* DATA LINES:

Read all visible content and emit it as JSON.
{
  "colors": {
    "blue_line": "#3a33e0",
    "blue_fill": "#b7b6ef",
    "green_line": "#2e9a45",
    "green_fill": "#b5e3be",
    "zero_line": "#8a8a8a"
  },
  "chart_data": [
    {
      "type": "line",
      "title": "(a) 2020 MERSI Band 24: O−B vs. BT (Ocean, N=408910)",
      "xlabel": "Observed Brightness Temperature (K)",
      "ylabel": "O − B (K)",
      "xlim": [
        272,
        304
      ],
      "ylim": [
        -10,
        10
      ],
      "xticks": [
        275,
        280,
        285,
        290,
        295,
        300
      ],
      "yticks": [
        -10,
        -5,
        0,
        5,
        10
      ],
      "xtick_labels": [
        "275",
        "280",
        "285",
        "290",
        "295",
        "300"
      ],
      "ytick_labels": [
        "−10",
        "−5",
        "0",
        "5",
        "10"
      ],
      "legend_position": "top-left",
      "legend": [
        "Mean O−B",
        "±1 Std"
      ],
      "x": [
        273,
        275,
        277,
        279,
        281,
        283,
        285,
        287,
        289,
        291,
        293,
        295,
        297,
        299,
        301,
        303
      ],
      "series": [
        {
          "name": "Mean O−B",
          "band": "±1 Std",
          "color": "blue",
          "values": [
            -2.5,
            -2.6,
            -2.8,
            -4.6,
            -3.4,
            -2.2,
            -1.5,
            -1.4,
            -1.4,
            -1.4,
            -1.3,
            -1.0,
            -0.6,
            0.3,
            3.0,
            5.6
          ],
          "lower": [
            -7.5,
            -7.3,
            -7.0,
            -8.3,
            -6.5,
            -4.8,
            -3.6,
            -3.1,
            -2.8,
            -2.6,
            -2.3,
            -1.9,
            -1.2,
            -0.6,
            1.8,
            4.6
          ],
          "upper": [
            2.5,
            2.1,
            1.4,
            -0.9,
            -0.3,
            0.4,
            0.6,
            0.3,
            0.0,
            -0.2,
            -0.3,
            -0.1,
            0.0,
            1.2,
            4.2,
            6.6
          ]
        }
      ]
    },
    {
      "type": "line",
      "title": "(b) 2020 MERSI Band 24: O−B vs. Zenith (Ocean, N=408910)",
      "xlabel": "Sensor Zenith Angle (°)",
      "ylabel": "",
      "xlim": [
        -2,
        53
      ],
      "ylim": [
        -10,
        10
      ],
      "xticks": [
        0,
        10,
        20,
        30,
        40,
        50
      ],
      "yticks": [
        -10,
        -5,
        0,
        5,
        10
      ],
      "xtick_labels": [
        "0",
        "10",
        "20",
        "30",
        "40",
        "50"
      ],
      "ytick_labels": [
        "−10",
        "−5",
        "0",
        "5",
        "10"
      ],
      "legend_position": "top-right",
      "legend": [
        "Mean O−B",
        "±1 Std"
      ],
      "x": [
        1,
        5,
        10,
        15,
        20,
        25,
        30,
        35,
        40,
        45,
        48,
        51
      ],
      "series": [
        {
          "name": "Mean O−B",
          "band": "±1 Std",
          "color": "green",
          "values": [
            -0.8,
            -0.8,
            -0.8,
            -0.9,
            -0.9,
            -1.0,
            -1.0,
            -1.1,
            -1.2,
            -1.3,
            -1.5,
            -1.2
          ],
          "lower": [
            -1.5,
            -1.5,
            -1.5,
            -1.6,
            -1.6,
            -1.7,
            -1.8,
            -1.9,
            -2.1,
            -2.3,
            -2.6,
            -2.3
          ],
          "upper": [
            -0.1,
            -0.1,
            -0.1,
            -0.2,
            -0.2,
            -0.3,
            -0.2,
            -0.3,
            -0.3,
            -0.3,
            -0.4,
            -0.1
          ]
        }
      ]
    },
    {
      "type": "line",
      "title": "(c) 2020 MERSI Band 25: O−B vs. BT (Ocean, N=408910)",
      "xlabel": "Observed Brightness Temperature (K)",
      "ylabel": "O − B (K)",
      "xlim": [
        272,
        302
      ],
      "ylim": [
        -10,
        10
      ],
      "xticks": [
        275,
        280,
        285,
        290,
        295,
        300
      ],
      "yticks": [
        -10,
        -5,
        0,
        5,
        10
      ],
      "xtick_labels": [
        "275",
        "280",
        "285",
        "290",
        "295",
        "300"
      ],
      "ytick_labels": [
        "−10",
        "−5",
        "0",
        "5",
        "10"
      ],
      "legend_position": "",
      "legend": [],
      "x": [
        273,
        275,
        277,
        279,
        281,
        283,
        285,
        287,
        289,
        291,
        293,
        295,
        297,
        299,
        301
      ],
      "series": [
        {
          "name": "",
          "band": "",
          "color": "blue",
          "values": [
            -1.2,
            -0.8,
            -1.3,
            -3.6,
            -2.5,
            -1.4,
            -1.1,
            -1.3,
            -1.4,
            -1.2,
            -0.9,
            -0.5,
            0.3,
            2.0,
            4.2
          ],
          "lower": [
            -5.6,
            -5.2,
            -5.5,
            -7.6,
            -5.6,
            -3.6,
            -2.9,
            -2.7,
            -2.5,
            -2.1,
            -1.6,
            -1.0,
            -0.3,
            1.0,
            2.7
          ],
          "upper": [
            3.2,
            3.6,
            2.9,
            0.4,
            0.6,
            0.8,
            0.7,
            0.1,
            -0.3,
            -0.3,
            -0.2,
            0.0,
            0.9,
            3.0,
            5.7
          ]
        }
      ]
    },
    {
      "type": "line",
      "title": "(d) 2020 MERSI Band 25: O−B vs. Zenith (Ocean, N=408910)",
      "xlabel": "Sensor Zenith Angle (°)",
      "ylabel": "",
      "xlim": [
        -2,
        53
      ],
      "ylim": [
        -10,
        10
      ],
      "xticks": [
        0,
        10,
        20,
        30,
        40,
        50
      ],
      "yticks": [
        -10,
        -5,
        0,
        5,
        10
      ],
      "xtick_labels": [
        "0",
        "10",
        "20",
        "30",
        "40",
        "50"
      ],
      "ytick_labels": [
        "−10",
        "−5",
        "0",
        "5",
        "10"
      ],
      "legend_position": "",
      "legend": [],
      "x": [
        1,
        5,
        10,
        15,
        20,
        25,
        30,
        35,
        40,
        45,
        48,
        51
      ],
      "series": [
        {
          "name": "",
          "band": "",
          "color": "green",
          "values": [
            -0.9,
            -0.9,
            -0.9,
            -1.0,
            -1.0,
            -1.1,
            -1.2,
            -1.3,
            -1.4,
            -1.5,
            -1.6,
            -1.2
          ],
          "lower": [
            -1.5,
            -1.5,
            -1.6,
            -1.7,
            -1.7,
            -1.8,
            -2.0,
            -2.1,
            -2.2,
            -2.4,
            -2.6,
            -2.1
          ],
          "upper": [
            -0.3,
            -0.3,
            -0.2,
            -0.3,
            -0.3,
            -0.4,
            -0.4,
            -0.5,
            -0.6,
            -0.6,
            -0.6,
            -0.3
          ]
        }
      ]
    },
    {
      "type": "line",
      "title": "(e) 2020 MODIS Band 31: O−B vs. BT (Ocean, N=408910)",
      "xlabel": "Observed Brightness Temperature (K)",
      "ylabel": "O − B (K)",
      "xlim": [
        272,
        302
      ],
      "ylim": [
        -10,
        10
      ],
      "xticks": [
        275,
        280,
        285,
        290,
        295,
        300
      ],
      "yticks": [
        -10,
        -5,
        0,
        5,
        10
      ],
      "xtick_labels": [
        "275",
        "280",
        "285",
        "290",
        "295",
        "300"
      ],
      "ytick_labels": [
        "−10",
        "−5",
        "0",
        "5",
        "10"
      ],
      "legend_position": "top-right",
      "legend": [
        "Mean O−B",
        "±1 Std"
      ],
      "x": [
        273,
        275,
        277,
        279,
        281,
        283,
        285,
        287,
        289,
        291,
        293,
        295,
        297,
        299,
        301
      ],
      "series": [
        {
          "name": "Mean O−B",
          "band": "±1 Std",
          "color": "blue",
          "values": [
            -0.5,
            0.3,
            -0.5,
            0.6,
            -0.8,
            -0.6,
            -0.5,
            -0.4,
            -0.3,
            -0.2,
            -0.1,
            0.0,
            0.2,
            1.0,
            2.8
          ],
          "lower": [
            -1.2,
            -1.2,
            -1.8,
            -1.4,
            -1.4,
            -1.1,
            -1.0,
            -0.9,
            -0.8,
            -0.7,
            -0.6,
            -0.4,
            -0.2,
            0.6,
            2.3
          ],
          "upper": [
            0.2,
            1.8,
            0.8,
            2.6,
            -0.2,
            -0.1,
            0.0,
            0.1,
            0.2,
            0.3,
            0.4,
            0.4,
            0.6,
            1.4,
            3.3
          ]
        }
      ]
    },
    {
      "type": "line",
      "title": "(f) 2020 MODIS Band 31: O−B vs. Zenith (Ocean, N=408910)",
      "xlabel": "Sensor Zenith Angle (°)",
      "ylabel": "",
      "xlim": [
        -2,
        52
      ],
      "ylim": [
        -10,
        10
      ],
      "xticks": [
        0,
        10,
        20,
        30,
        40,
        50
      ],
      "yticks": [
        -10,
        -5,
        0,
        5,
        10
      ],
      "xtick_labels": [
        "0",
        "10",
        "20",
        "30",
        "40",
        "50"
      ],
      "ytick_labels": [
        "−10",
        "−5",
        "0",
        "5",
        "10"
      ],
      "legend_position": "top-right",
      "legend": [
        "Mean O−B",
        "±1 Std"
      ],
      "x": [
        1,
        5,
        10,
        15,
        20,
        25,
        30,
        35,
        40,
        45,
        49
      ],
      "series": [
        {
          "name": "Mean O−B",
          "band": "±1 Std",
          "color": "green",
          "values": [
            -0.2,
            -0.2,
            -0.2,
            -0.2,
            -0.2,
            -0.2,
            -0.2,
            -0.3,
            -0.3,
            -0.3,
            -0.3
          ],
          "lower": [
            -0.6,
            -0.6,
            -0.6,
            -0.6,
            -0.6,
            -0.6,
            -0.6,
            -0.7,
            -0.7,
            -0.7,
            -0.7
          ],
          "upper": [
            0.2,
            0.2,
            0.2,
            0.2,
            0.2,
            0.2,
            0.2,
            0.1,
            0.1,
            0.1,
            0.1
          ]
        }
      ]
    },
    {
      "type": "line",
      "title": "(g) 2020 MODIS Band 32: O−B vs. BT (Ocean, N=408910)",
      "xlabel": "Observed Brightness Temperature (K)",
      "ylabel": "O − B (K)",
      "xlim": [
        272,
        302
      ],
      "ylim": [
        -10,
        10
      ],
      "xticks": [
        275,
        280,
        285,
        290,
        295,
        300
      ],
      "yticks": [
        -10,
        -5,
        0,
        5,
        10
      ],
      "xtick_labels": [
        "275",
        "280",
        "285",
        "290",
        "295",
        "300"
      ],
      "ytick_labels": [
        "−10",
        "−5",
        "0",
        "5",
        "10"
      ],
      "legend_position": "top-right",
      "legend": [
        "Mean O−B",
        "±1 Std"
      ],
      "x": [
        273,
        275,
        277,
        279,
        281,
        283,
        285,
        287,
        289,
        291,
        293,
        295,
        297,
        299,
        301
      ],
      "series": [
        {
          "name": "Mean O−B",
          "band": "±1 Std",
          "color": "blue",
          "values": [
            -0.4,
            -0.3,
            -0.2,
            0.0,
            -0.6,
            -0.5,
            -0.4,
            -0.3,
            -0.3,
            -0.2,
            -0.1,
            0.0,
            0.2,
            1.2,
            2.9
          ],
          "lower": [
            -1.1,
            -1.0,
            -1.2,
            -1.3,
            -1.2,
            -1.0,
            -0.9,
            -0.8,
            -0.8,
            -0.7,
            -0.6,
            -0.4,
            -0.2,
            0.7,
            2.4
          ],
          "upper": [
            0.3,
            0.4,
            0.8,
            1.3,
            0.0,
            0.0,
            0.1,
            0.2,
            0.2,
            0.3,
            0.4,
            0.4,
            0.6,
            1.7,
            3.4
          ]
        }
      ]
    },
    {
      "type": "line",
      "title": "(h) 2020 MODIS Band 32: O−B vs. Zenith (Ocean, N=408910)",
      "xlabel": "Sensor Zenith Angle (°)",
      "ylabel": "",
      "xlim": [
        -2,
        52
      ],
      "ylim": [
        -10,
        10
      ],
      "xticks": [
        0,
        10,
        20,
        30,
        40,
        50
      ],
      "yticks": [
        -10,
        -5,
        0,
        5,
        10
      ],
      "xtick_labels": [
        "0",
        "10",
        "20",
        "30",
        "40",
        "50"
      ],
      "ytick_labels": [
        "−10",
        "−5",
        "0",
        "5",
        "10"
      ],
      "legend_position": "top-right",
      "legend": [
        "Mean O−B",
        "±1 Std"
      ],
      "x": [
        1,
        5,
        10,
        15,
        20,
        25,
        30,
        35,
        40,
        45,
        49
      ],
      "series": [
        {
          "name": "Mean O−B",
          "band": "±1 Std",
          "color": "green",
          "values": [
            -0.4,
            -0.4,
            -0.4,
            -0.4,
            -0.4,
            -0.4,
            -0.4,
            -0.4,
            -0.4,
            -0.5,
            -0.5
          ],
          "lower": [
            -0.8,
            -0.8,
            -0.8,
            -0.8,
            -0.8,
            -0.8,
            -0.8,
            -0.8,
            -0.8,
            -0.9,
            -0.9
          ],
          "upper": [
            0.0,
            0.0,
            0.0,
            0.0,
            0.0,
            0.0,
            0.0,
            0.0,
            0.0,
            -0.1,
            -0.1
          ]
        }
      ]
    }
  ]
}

* AIM OF THE TASK:
Find all lines with "MERSI" in them and copy each one.

* SOLUTION FOR THIS EXERCISE:
      "title": "(a) 2020 MERSI Band 24: O−B vs. BT (Ocean, N=408910)",
      "title": "(b) 2020 MERSI Band 24: O−B vs. Zenith (Ocean, N=408910)",
      "title": "(c) 2020 MERSI Band 25: O−B vs. BT (Ocean, N=408910)",
      "title": "(d) 2020 MERSI Band 25: O−B vs. Zenith (Ocean, N=408910)",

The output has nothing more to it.